▸ Your instructions
Each line holding the word "PLUG" counts once; give the total and nothing more.

▸ Exercise input
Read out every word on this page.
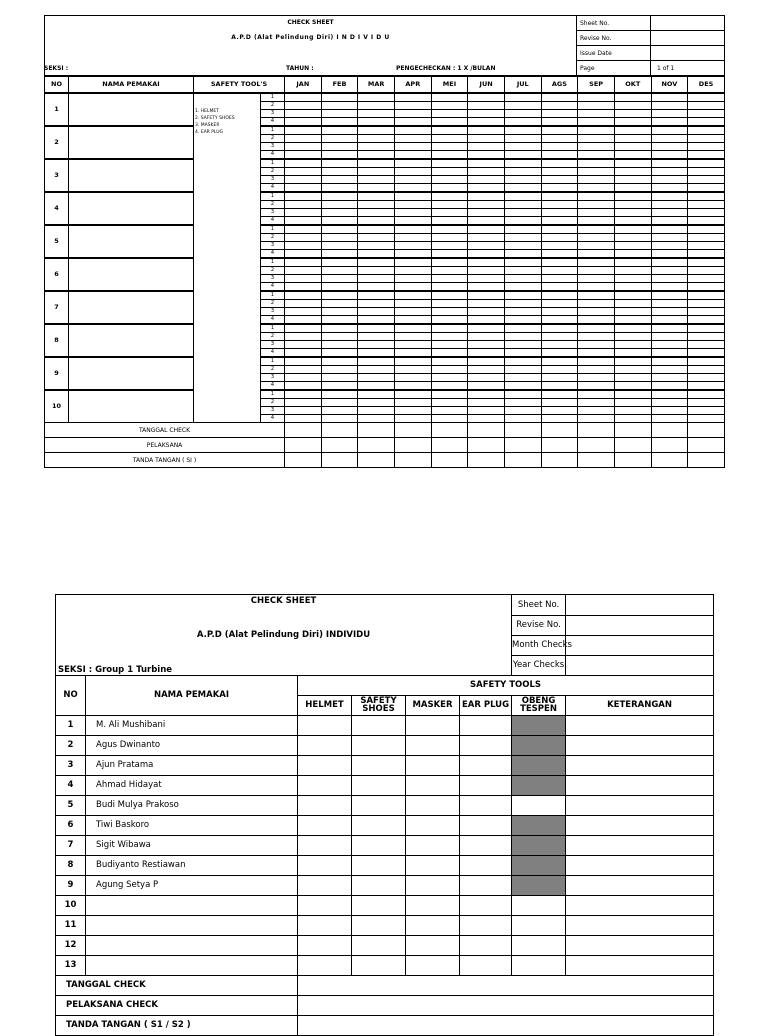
CHECK SHEET	Sheet No.	
A.P.D (Alat Pelindung Diri) I N D I V I D U	Revise No.	
	Issue Date	
	Page	1 of 1
SEKSI :	TAHUN :	PENGECHECKAN : 1 X /BULAN
NO	NAMA PEMAKAI	SAFETY TOOL'S		JAN	FEB	MAR	APR	MEI	JUN	JUL	AGS	SEP	OKT	NOV	DES
1		1. HELMET
2. SAFETY SHOES
3. MASKER
4. EAR PLUG	1												
			2												
			3												
			4												
2			1												
			2												
			3												
			4												
3			1												
			2												
			3												
			4												
4			1												
			2												
			3												
			4												
5			1												
			2												
			3												
			4												
6			1												
			2												
			3												
			4												
7			1												
			2												
			3												
			4												
8			1												
			2												
			3												
			4												
9			1												
			2												
			3												
			4												
10			1												
			2												
			3												
			4												
TANGGAL CHECK															
PELAKSANA															
TANDA TANGAN ( SI )															
CHECK SHEET						Sheet No.	
A.P.D (Alat Pelindung Diri) INDIVIDU						Revise No.	
						Month Checks	
SEKSI : Group 1 Turbine						Year Checks	
NO	NAMA PEMAKAI	SAFETY TOOLS					
		HELMET	SAFETY SHOES	MASKER	EAR PLUG	OBENG TESPEN	KETERANGAN
1	M. Ali Mushibani						
2	Agus Dwinanto						
3	Ajun Pratama						
4	Ahmad Hidayat						
5	Budi Mulya Prakoso						
6	Tiwi Baskoro						
7	Sigit Wibawa						
8	Budiyanto Restiawan						
9	Agung Setya P						
10							
11							
12							
13							
TANGGAL CHECK							
PELAKSANA CHECK							
TANDA TANGAN ( S1 / S2 )							
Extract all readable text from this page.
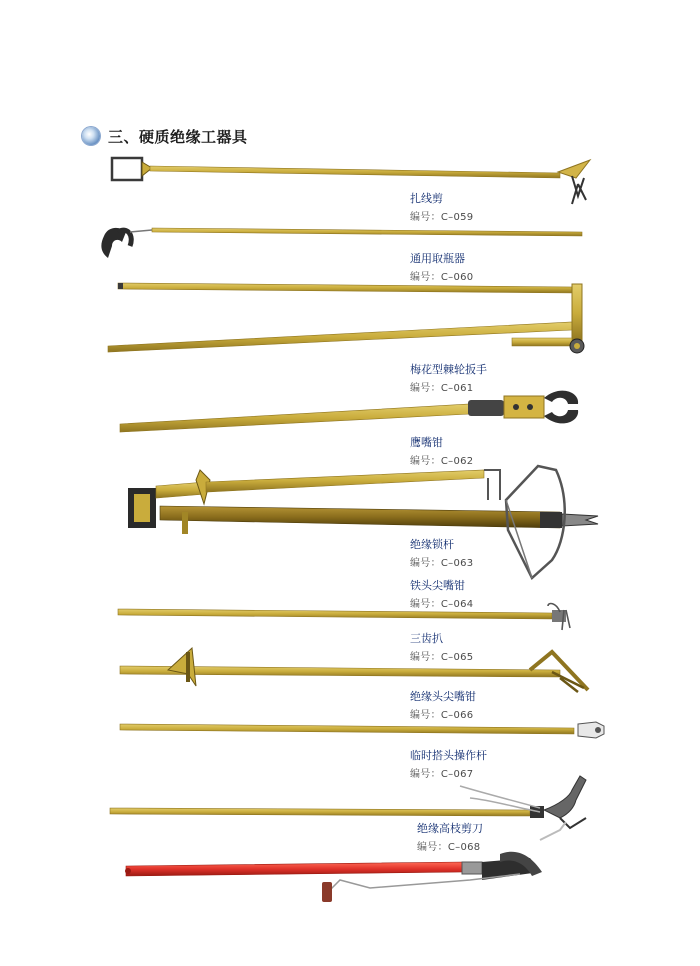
三、硬质绝缘工器具
扎线剪
编号：C–059
通用取瓶器
编号：C–060
梅花型棘轮扳手
编号：C–061
鹰嘴钳
编号：C–062
绝缘锁杆
编号：C–063
铁头尖嘴钳
编号：C–064
三齿扒
编号：C–065
绝缘头尖嘴钳
编号：C–066
临时搭头操作杆
编号：C–067
绝缘高枝剪刀
编号：C–068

▸ The response
2